== TASK DIRECTIONS ==
Images are excluded; otherwise, output every record exactly.

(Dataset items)
━━━━━━
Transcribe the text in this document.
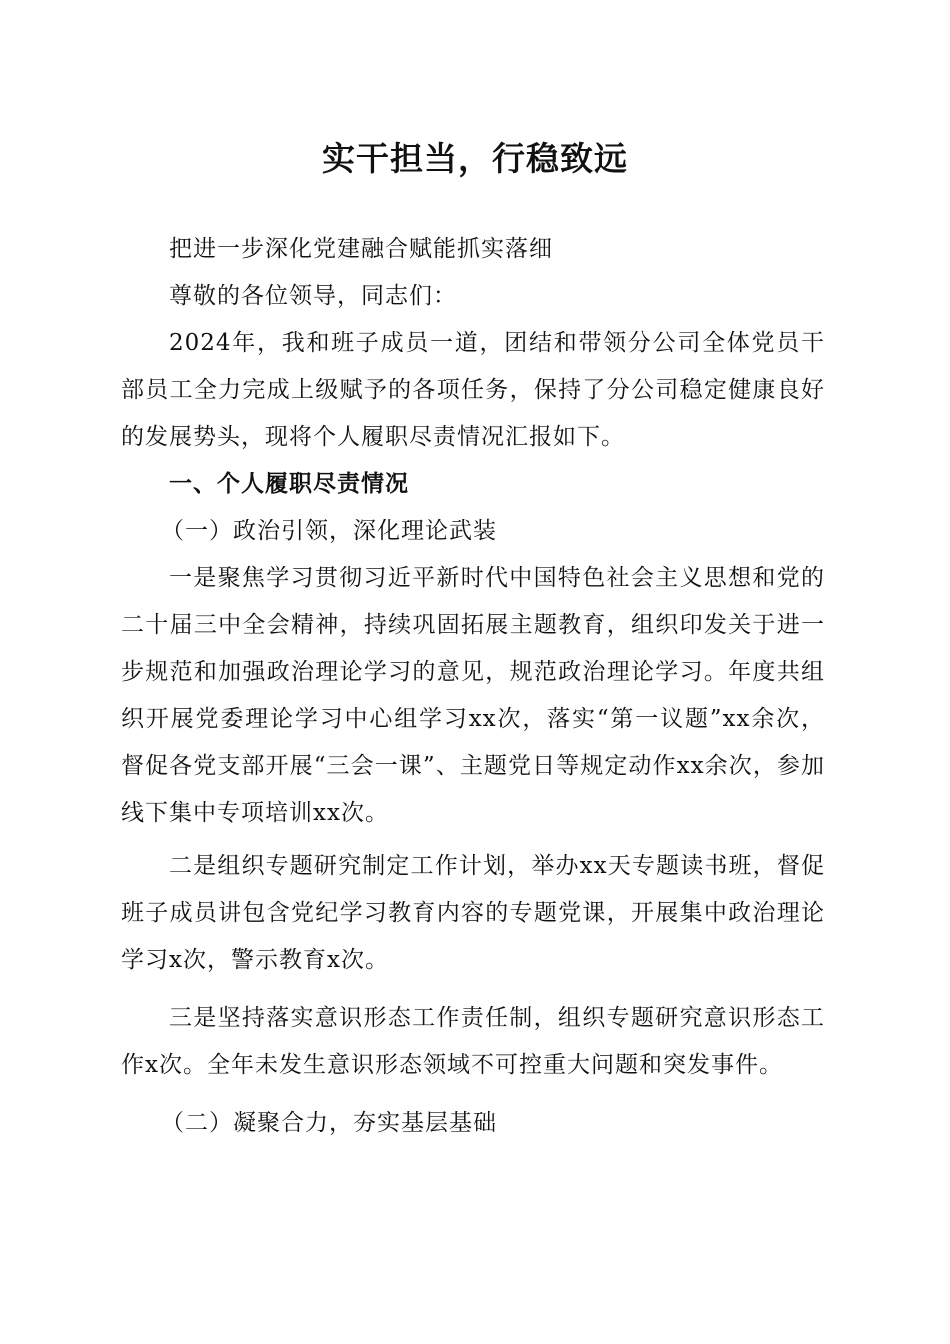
实干担当，行稳致远

把进一步深化党建融合赋能抓实落细

尊敬的各位领导，同志们：

2024年，我和班子成员一道，团结和带领分公司全体党员干部员工全力完成上级赋予的各项任务，保持了分公司稳定健康良好的发展势头，现将个人履职尽责情况汇报如下。

一、个人履职尽责情况

（一）政治引领，深化理论武装

一是聚焦学习贯彻习近平新时代中国特色社会主义思想和党的二十届三中全会精神，持续巩固拓展主题教育，组织印发关于进一步规范和加强政治理论学习的意见，规范政治理论学习。年度共组织开展党委理论学习中心组学习xx次，落实“第一议题”xx余次，督促各党支部开展“三会一课”、主题党日等规定动作xx余次，参加线下集中专项培训xx次。

二是组织专题研究制定工作计划，举办xx天专题读书班，督促班子成员讲包含党纪学习教育内容的专题党课，开展集中政治理论学习x次，警示教育x次。

三是坚持落实意识形态工作责任制，组织专题研究意识形态工作x次。全年未发生意识形态领域不可控重大问题和突发事件。

（二）凝聚合力，夯实基层基础
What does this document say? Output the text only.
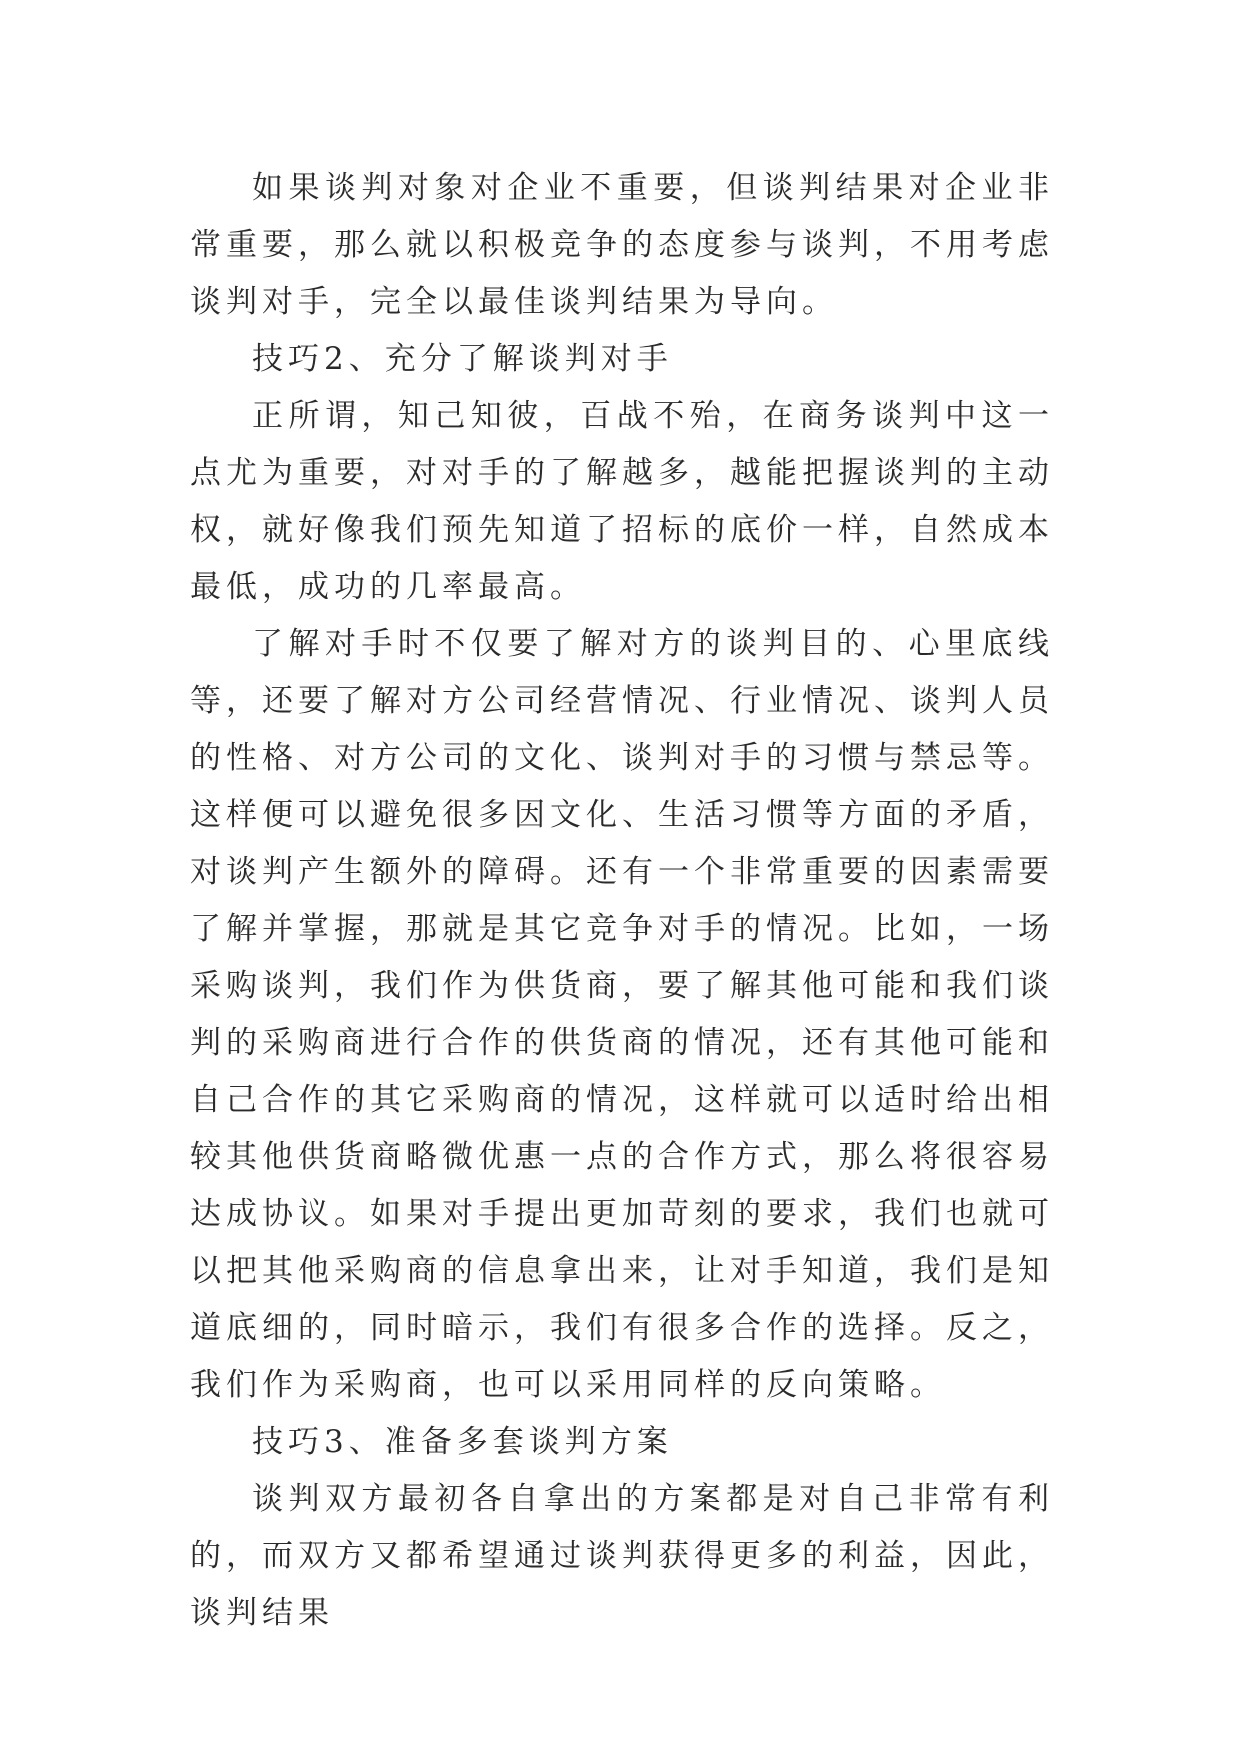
如果谈判对象对企业不重要，但谈判结果对企业非常重要，那么就以积极竞争的态度参与谈判，不用考虑谈判对手，完全以最佳谈判结果为导向。

技巧2、充分了解谈判对手

正所谓，知己知彼，百战不殆，在商务谈判中这一点尤为重要，对对手的了解越多，越能把握谈判的主动权，就好像我们预先知道了招标的底价一样，自然成本最低，成功的几率最高。

了解对手时不仅要了解对方的谈判目的、心里底线等，还要了解对方公司经营情况、行业情况、谈判人员的性格、对方公司的文化、谈判对手的习惯与禁忌等。这样便可以避免很多因文化、生活习惯等方面的矛盾，对谈判产生额外的障碍。还有一个非常重要的因素需要了解并掌握，那就是其它竞争对手的情况。比如，一场采购谈判，我们作为供货商，要了解其他可能和我们谈判的采购商进行合作的供货商的情况，还有其他可能和自己合作的其它采购商的情况，这样就可以适时给出相较其他供货商略微优惠一点的合作方式，那么将很容易达成协议。如果对手提出更加苛刻的要求，我们也就可以把其他采购商的信息拿出来，让对手知道，我们是知道底细的，同时暗示，我们有很多合作的选择。反之，我们作为采购商，也可以采用同样的反向策略。

技巧3、准备多套谈判方案

谈判双方最初各自拿出的方案都是对自己非常有利的，而双方又都希望通过谈判获得更多的利益，因此，谈判结果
━━━━━━
== THE RESPONSE ==
Transcribe the text in this document.
实干担当，行稳致远

把进一步深化党建融合赋能抓实落细

尊敬的各位领导，同志们：

2024年，我和班子成员一道，团结和带领分公司全体党员干部员工全力完成上级赋予的各项任务，保持了分公司稳定健康良好的发展势头，现将个人履职尽责情况汇报如下。

一、个人履职尽责情况

（一）政治引领，深化理论武装

一是聚焦学习贯彻习近平新时代中国特色社会主义思想和党的二十届三中全会精神，持续巩固拓展主题教育，组织印发关于进一步规范和加强政治理论学习的意见，规范政治理论学习。年度共组织开展党委理论学习中心组学习xx次，落实“第一议题”xx余次，督促各党支部开展“三会一课”、主题党日等规定动作xx余次，参加线下集中专项培训xx次。

二是组织专题研究制定工作计划，举办xx天专题读书班，督促班子成员讲包含党纪学习教育内容的专题党课，开展集中政治理论学习x次，警示教育x次。

三是坚持落实意识形态工作责任制，组织专题研究意识形态工作x次。全年未发生意识形态领域不可控重大问题和突发事件。

（二）凝聚合力，夯实基层基础
What does this document say? Output the text only.
如果谈判对象对企业不重要，但谈判结果对企业非常重要，那么就以积极竞争的态度参与谈判，不用考虑谈判对手，完全以最佳谈判结果为导向。

技巧2、充分了解谈判对手

正所谓，知己知彼，百战不殆，在商务谈判中这一点尤为重要，对对手的了解越多，越能把握谈判的主动权，就好像我们预先知道了招标的底价一样，自然成本最低，成功的几率最高。

了解对手时不仅要了解对方的谈判目的、心里底线等，还要了解对方公司经营情况、行业情况、谈判人员的性格、对方公司的文化、谈判对手的习惯与禁忌等。这样便可以避免很多因文化、生活习惯等方面的矛盾，对谈判产生额外的障碍。还有一个非常重要的因素需要了解并掌握，那就是其它竞争对手的情况。比如，一场采购谈判，我们作为供货商，要了解其他可能和我们谈判的采购商进行合作的供货商的情况，还有其他可能和自己合作的其它采购商的情况，这样就可以适时给出相较其他供货商略微优惠一点的合作方式，那么将很容易达成协议。如果对手提出更加苛刻的要求，我们也就可以把其他采购商的信息拿出来，让对手知道，我们是知道底细的，同时暗示，我们有很多合作的选择。反之，我们作为采购商，也可以采用同样的反向策略。

技巧3、准备多套谈判方案

谈判双方最初各自拿出的方案都是对自己非常有利的，而双方又都希望通过谈判获得更多的利益，因此，谈判结果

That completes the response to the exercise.